▶ WRITTEN PROBLEM:
Leaving out the pictures, retype all the material exactly.

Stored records

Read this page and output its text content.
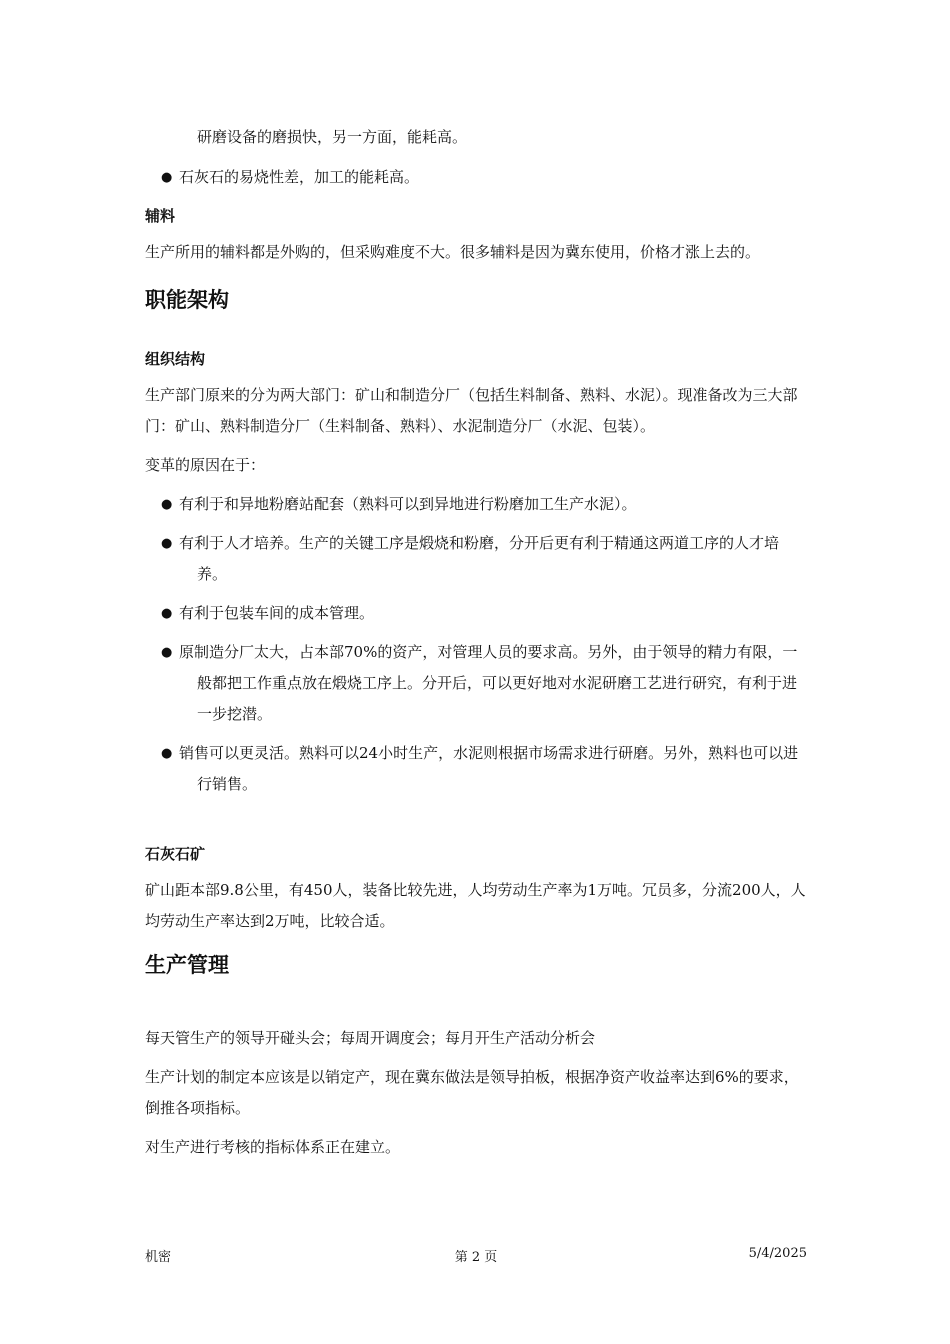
研磨设备的磨损快，另一方面，能耗高。

● 石灰石的易烧性差，加工的能耗高。
辅料

生产所用的辅料都是外购的，但采购难度不大。很多辅料是因为冀东使用，价格才涨上去的。

职能架构
组织结构

生产部门原来的分为两大部门：矿山和制造分厂（包括生料制备、熟料、水泥）。现准备改为三大部门：矿山、熟料制造分厂（生料制备、熟料）、水泥制造分厂（水泥、包装）。

变革的原因在于：

● 有利于和异地粉磨站配套（熟料可以到异地进行粉磨加工生产水泥）。
● 有利于人才培养。生产的关键工序是煅烧和粉磨，分开后更有利于精通这两道工序的人才培养。
● 有利于包装车间的成本管理。
● 原制造分厂太大，占本部70%的资产，对管理人员的要求高。另外，由于领导的精力有限，一般都把工作重点放在煅烧工序上。分开后，可以更好地对水泥研磨工艺进行研究，有利于进一步挖潜。
● 销售可以更灵活。熟料可以24小时生产，水泥则根据市场需求进行研磨。另外，熟料也可以进行销售。
石灰石矿

矿山距本部9.8公里，有450人，装备比较先进，人均劳动生产率为1万吨。冗员多，分流200人，人均劳动生产率达到2万吨，比较合适。

生产管理

每天管生产的领导开碰头会；每周开调度会；每月开生产活动分析会

生产计划的制定本应该是以销定产，现在冀东做法是领导拍板，根据净资产收益率达到6%的要求，倒推各项指标。

对生产进行考核的指标体系正在建立。

机密	第 2 页	5/4/2025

▶ SOLUTION TO THIS PROBLEM:
Read this page and output its text content.
研磨设备的磨损快，另一方面，能耗高。

● 石灰石的易烧性差，加工的能耗高。
辅料

生产所用的辅料都是外购的，但采购难度不大。很多辅料是因为冀东使用，价格才涨上去的。

职能架构
组织结构

生产部门原来的分为两大部门：矿山和制造分厂（包括生料制备、熟料、水泥）。现准备改为三大部门：矿山、熟料制造分厂（生料制备、熟料）、水泥制造分厂（水泥、包装）。

变革的原因在于：

● 有利于和异地粉磨站配套（熟料可以到异地进行粉磨加工生产水泥）。
● 有利于人才培养。生产的关键工序是煅烧和粉磨，分开后更有利于精通这两道工序的人才培养。
● 有利于包装车间的成本管理。
● 原制造分厂太大，占本部70%的资产，对管理人员的要求高。另外，由于领导的精力有限，一般都把工作重点放在煅烧工序上。分开后，可以更好地对水泥研磨工艺进行研究，有利于进一步挖潜。
● 销售可以更灵活。熟料可以24小时生产，水泥则根据市场需求进行研磨。另外，熟料也可以进行销售。
石灰石矿

矿山距本部9.8公里，有450人，装备比较先进，人均劳动生产率为1万吨。冗员多，分流200人，人均劳动生产率达到2万吨，比较合适。

生产管理

每天管生产的领导开碰头会；每周开调度会；每月开生产活动分析会

生产计划的制定本应该是以销定产，现在冀东做法是领导拍板，根据净资产收益率达到6%的要求，倒推各项指标。

对生产进行考核的指标体系正在建立。

机密	第 2 页	5/4/2025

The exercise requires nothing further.